> [Records shown]:
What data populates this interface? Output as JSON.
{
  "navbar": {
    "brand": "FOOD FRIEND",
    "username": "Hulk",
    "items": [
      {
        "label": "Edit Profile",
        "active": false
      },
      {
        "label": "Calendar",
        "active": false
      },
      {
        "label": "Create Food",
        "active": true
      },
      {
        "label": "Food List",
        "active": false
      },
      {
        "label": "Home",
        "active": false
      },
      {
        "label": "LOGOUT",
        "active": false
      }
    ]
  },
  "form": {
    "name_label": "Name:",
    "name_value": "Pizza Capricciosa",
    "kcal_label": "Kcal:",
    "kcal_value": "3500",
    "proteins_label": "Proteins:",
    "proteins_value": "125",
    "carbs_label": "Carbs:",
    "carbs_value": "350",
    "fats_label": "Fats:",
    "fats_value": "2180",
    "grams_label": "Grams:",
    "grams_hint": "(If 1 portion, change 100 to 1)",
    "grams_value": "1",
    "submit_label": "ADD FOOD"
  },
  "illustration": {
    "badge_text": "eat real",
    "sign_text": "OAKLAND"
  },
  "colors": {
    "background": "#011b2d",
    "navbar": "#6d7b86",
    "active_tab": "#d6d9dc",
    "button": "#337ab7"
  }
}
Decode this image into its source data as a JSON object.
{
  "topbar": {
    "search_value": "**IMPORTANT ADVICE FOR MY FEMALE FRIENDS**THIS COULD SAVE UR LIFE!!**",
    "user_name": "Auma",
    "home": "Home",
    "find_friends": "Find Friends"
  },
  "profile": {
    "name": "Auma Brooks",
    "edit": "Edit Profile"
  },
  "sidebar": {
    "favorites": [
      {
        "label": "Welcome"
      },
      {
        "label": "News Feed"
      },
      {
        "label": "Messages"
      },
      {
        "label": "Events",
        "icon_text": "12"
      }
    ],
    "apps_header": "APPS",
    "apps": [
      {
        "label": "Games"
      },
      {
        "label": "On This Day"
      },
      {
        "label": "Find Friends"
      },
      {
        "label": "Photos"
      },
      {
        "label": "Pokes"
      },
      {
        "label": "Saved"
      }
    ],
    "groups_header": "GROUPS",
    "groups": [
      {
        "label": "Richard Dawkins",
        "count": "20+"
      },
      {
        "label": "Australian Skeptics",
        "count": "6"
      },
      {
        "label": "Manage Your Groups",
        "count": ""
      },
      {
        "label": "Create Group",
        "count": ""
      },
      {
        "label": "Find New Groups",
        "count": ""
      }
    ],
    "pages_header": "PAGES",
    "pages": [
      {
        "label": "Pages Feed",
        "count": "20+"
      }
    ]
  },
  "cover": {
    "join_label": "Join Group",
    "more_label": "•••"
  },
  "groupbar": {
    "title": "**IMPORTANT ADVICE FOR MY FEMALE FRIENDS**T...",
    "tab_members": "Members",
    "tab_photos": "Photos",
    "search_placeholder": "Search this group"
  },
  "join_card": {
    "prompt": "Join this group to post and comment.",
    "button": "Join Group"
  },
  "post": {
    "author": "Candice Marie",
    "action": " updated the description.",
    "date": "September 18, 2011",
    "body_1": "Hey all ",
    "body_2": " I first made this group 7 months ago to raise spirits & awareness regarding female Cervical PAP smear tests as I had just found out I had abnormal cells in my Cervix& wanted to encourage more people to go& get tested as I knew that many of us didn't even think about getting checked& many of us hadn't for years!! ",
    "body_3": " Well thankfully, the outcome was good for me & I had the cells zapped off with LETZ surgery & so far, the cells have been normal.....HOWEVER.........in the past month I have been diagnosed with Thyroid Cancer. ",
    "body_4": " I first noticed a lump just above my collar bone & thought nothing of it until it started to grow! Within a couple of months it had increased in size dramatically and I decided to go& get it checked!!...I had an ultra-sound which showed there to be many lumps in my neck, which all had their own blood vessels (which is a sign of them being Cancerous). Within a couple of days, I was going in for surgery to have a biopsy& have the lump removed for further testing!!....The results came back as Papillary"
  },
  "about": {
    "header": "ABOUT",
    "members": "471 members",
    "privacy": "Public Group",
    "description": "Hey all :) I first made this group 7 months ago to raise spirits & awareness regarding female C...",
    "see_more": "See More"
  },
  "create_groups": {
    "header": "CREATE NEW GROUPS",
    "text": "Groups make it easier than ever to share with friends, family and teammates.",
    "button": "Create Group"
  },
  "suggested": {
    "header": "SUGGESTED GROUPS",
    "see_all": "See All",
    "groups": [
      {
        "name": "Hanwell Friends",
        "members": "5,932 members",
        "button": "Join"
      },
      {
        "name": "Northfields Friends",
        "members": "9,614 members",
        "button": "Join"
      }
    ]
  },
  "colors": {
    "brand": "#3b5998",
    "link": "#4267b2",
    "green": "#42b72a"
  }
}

> [The task]:
Determine the number of lines in the entries that contain the word "description". Give that number and nothing more.

> [Answer]:
2